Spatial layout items
[START]

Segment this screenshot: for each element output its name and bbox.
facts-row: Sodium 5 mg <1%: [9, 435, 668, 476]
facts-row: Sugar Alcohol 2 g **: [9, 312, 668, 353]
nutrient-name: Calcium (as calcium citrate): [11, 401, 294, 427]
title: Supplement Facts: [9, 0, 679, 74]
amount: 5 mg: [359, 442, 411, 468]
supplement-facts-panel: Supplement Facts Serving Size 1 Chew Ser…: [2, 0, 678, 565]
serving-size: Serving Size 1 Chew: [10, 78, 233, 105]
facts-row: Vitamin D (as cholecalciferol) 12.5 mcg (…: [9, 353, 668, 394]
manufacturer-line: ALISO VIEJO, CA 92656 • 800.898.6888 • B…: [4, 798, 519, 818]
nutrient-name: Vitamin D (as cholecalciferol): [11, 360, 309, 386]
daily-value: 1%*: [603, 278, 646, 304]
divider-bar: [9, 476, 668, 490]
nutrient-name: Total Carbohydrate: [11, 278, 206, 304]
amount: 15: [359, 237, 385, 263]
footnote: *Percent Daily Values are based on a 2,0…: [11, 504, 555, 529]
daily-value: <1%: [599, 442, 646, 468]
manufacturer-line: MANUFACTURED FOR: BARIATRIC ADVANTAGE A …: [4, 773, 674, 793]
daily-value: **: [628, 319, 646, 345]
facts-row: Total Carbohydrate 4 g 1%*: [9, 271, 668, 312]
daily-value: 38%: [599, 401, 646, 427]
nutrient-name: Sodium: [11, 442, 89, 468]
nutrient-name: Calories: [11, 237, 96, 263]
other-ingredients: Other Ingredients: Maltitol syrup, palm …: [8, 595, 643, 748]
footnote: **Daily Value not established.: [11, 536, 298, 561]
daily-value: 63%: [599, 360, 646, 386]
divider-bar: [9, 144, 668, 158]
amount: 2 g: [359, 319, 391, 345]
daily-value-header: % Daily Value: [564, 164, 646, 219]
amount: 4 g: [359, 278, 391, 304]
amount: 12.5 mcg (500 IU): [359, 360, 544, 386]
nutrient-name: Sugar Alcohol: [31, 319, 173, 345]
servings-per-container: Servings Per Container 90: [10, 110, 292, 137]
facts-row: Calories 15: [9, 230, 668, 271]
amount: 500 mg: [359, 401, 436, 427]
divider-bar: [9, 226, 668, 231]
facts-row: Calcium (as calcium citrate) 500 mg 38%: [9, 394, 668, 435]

[END]

§ WORK TO DO
Can you print all of the items above again, line for line, without changing a single character?

§ EXERCISE RESULT
Segment this screenshot: for each element output its name and bbox.
facts-row: Sodium 5 mg <1%: [9, 435, 668, 476]
facts-row: Sugar Alcohol 2 g **: [9, 312, 668, 353]
nutrient-name: Calcium (as calcium citrate): [11, 401, 294, 427]
title: Supplement Facts: [9, 0, 679, 74]
amount: 5 mg: [359, 442, 411, 468]
supplement-facts-panel: Supplement Facts Serving Size 1 Chew Ser…: [2, 0, 678, 565]
serving-size: Serving Size 1 Chew: [10, 78, 233, 105]
facts-row: Vitamin D (as cholecalciferol) 12.5 mcg (…: [9, 353, 668, 394]
manufacturer-line: ALISO VIEJO, CA 92656 • 800.898.6888 • B…: [4, 798, 519, 818]
nutrient-name: Vitamin D (as cholecalciferol): [11, 360, 309, 386]
daily-value: 1%*: [603, 278, 646, 304]
divider-bar: [9, 476, 668, 490]
nutrient-name: Total Carbohydrate: [11, 278, 206, 304]
amount: 15: [359, 237, 385, 263]
footnote: *Percent Daily Values are based on a 2,0…: [11, 504, 555, 529]
daily-value: <1%: [599, 442, 646, 468]
manufacturer-line: MANUFACTURED FOR: BARIATRIC ADVANTAGE A …: [4, 773, 674, 793]
daily-value: **: [628, 319, 646, 345]
facts-row: Total Carbohydrate 4 g 1%*: [9, 271, 668, 312]
daily-value: 38%: [599, 401, 646, 427]
nutrient-name: Sodium: [11, 442, 89, 468]
nutrient-name: Calories: [11, 237, 96, 263]
other-ingredients: Other Ingredients: Maltitol syrup, palm …: [8, 595, 643, 748]
footnote: **Daily Value not established.: [11, 536, 298, 561]
daily-value: 63%: [599, 360, 646, 386]
divider-bar: [9, 144, 668, 158]
amount: 2 g: [359, 319, 391, 345]
daily-value-header: % Daily Value: [564, 164, 646, 219]
amount: 4 g: [359, 278, 391, 304]
amount: 12.5 mcg (500 IU): [359, 360, 544, 386]
nutrient-name: Sugar Alcohol: [31, 319, 173, 345]
servings-per-container: Servings Per Container 90: [10, 110, 292, 137]
facts-row: Calories 15: [9, 230, 668, 271]
amount: 500 mg: [359, 401, 436, 427]
divider-bar: [9, 226, 668, 231]
facts-row: Calcium (as calcium citrate) 500 mg 38%: [9, 394, 668, 435]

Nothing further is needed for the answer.